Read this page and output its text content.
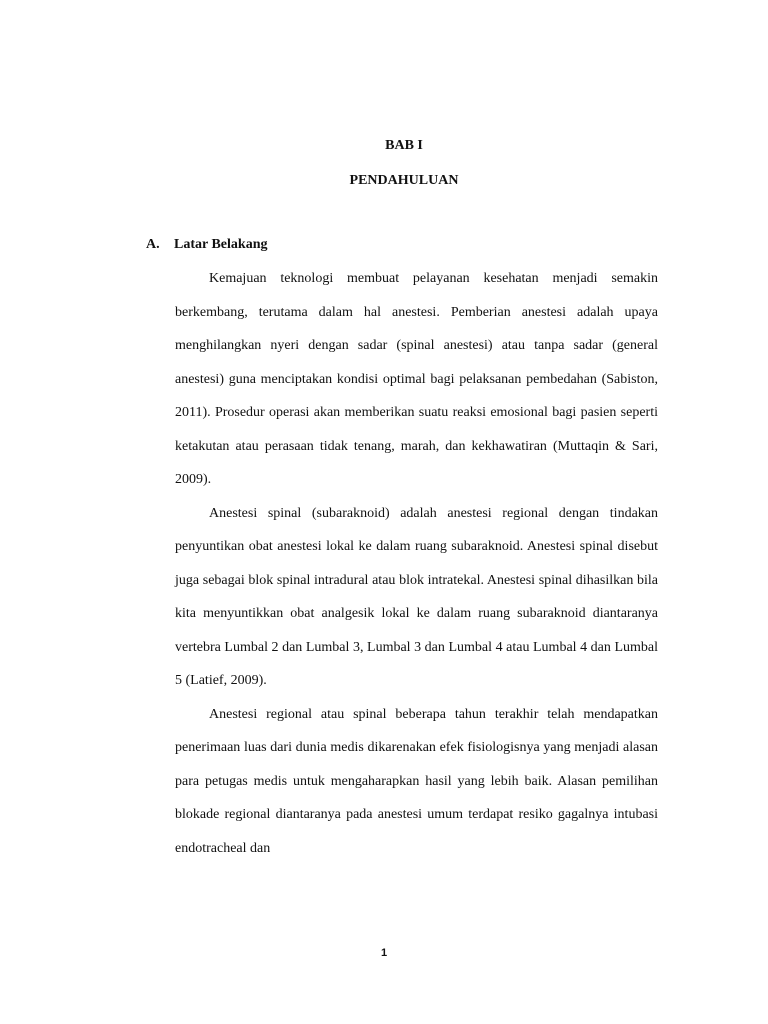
BAB I
PENDAHULUAN
A. Latar Belakang

Kemajuan teknologi membuat pelayanan kesehatan menjadi semakin berkembang, terutama dalam hal anestesi. Pemberian anestesi adalah upaya menghilangkan nyeri dengan sadar (spinal anestesi) atau tanpa sadar (general anestesi) guna menciptakan kondisi optimal bagi pelaksanan pembedahan (Sabiston, 2011). Prosedur operasi akan memberikan suatu reaksi emosional bagi pasien seperti ketakutan atau perasaan tidak tenang, marah, dan kekhawatiran (Muttaqin & Sari, 2009).

Anestesi spinal (subaraknoid) adalah anestesi regional dengan tindakan penyuntikan obat anestesi lokal ke dalam ruang subaraknoid. Anestesi spinal disebut juga sebagai blok spinal intradural atau blok intratekal. Anestesi spinal dihasilkan bila kita menyuntikkan obat analgesik lokal ke dalam ruang subaraknoid diantaranya vertebra Lumbal 2 dan Lumbal 3, Lumbal 3 dan Lumbal 4 atau Lumbal 4 dan Lumbal 5 (Latief, 2009).

Anestesi regional atau spinal beberapa tahun terakhir telah mendapatkan penerimaan luas dari dunia medis dikarenakan efek fisiologisnya yang menjadi alasan para petugas medis untuk mengaharapkan hasil yang lebih baik. Alasan pemilihan blokade regional diantaranya pada anestesi umum terdapat resiko gagalnya intubasi endotracheal dan

1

_Work to be completed_
Go through the material above and print all of it exactly, except the pictures.

_Solution for this problem_
Read this page and output its text content.
BAB I
PENDAHULUAN
A. Latar Belakang

Kemajuan teknologi membuat pelayanan kesehatan menjadi semakin berkembang, terutama dalam hal anestesi. Pemberian anestesi adalah upaya menghilangkan nyeri dengan sadar (spinal anestesi) atau tanpa sadar (general anestesi) guna menciptakan kondisi optimal bagi pelaksanan pembedahan (Sabiston, 2011). Prosedur operasi akan memberikan suatu reaksi emosional bagi pasien seperti ketakutan atau perasaan tidak tenang, marah, dan kekhawatiran (Muttaqin & Sari, 2009).

Anestesi spinal (subaraknoid) adalah anestesi regional dengan tindakan penyuntikan obat anestesi lokal ke dalam ruang subaraknoid. Anestesi spinal disebut juga sebagai blok spinal intradural atau blok intratekal. Anestesi spinal dihasilkan bila kita menyuntikkan obat analgesik lokal ke dalam ruang subaraknoid diantaranya vertebra Lumbal 2 dan Lumbal 3, Lumbal 3 dan Lumbal 4 atau Lumbal 4 dan Lumbal 5 (Latief, 2009).

Anestesi regional atau spinal beberapa tahun terakhir telah mendapatkan penerimaan luas dari dunia medis dikarenakan efek fisiologisnya yang menjadi alasan para petugas medis untuk mengaharapkan hasil yang lebih baik. Alasan pemilihan blokade regional diantaranya pada anestesi umum terdapat resiko gagalnya intubasi endotracheal dan

1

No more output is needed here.